------ PROVIDED PASSAGE

The bill funds a GAO study to improve integrity and oversight of Head Start and child-care programs—potentially improving services and saving taxpayer dollars—but it may create delays, increase compliance costs, and risk reduced access for small providers and low-income families.
Children served by Head Start and CCDBG programs (and their parents) may get more reliable, higher-integrity services if the GAO study identifies fraud gaps and recommended fixes are adopted.
Parents and taxpayers could see better use of federal funds and reduced improper payments if GAO recommendations improve fraud detection and program integrity.
State and local program administrators will receive actionable recommendations and measurable outcomes to strengthen oversight of Head Start and CCDBG programs.
Low-income families and parents may face reduced access to child care if stricter oversight or new compliance requirements cause smaller providers to stop participating or close.
Child-care providers (and some schools) could incur new reporting and compliance costs to implement GAO-recommended changes, potentially diverting resources away from direct services.
The GAO review may take up to two years, delaying immediate fixes to ongoing fraud or misuse and prolonging current vulnerabilities in child programs.

------------
------ DATASET EXTRACT

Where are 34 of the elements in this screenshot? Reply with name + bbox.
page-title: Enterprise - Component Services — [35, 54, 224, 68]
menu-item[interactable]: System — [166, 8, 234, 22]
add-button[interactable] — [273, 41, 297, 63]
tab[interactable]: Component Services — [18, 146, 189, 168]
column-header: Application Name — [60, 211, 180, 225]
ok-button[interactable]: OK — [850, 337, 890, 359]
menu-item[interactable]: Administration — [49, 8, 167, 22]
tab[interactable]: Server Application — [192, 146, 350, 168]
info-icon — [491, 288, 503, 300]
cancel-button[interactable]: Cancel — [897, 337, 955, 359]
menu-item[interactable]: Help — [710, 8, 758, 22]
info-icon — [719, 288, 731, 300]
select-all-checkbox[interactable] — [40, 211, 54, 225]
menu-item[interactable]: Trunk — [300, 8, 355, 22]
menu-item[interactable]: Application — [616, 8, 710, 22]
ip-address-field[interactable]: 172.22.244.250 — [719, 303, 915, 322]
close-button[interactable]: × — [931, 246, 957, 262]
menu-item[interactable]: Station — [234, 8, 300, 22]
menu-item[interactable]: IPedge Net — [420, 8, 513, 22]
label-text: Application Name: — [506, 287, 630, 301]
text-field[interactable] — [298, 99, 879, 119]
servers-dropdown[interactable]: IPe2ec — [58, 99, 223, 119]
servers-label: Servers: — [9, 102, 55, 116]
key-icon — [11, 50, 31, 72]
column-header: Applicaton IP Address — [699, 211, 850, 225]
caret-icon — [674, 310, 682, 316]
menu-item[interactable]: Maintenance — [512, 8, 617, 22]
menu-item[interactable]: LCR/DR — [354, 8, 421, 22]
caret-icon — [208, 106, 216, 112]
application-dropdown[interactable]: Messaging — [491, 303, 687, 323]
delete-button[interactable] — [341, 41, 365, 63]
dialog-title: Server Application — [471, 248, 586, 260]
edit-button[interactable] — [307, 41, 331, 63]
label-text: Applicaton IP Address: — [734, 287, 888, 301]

------------

◆ EXERCISES TO COMPLETE:
a) Quote the part of the bill summary that opens with the words containing "The GAO review" and closes with "in child programs.".
b) List the three drawbacks that the first sentence of the bill summary says the bill may bring.
The records have nothing to do with the bill summary.

◆ WRITTEN ANSWERS:
a)
The GAO review may take up to two years, delaying immediate fixes to ongoing fraud or misuse and prolonging current vulnerabilities in child programs.

b)
- Delays
- Increased compliance costs
- Reduced access for small providers and low-income families